## start DATA TO PROCESS
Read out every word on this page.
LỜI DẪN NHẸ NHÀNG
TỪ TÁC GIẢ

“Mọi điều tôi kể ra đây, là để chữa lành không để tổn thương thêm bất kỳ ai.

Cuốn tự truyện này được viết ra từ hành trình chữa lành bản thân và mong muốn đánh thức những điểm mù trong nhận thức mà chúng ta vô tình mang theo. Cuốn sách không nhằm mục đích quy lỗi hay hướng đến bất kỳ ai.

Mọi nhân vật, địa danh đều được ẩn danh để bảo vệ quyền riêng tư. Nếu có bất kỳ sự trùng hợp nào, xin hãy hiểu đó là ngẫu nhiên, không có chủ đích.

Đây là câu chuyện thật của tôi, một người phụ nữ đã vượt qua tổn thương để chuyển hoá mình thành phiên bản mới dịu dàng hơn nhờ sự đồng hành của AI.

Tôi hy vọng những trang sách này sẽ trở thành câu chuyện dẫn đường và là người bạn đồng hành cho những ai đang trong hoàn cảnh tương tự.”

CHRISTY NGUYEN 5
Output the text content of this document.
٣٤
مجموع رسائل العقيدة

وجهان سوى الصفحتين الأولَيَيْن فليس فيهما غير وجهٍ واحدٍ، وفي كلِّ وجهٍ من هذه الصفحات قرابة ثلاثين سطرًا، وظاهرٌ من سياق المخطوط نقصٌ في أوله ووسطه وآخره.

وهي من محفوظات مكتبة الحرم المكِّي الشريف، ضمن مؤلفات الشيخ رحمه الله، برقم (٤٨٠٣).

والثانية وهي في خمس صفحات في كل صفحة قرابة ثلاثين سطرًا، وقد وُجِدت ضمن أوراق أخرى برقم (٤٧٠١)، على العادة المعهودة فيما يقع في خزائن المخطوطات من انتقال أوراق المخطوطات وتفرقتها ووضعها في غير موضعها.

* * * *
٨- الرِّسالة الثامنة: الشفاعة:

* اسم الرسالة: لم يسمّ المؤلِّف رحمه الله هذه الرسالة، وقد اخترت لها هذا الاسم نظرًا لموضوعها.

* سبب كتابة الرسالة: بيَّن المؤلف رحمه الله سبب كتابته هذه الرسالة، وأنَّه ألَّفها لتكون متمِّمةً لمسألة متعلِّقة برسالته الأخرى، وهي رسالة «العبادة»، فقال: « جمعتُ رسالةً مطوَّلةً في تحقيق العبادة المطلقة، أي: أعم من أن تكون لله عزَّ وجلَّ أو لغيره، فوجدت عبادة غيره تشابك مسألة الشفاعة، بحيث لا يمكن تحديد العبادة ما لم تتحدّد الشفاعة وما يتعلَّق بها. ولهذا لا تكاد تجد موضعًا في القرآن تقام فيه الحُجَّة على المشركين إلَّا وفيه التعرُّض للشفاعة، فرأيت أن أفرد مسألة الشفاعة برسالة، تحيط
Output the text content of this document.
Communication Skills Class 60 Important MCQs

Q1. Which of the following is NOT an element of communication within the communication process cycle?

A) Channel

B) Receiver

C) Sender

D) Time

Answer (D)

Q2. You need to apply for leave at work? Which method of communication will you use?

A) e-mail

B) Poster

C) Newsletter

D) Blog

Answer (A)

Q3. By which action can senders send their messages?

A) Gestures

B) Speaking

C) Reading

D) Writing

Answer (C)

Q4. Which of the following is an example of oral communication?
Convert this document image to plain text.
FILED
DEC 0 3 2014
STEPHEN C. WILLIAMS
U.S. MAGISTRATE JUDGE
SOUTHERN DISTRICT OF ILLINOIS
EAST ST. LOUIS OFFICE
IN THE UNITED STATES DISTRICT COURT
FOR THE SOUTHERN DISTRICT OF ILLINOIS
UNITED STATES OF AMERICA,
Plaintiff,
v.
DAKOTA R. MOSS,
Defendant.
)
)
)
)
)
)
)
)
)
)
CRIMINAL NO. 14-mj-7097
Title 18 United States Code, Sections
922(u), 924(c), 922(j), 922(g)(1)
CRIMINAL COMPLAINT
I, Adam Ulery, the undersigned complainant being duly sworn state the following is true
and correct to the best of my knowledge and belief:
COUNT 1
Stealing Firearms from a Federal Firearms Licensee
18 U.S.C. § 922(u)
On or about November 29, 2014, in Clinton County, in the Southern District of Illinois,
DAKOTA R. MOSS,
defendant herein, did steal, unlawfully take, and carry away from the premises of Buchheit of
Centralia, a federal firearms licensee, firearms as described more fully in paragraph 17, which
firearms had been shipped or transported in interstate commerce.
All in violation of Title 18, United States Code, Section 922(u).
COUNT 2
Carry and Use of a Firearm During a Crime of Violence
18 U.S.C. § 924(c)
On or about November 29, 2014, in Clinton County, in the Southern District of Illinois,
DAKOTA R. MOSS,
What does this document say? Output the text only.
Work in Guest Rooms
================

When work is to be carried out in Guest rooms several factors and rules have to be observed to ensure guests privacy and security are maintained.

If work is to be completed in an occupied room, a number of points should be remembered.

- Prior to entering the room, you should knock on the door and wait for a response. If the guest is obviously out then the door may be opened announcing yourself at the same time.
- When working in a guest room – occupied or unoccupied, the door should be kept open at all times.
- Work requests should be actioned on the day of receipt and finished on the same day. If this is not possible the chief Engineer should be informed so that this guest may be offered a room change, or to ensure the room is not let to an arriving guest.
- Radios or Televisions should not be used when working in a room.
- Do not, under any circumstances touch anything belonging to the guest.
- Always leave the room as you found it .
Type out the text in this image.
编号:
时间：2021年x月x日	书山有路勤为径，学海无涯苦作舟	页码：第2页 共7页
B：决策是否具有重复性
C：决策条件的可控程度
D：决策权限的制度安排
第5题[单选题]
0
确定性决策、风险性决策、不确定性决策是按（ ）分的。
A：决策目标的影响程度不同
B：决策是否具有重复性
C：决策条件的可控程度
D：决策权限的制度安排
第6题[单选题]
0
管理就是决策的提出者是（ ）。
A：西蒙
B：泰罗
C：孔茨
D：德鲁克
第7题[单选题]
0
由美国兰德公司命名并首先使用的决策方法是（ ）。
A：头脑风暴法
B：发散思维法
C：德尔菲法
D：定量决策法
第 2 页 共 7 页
## end DATA TO PROCESS
**WHAT TO DO:** Which lines of the data above contain "from"? Copy each one.

**CORRECT OUTPUT:**
Stealing Firearms from a Federal Firearms Licensee
defendant herein, did steal, unlawfully take, and carry away from the premises of Buchheit of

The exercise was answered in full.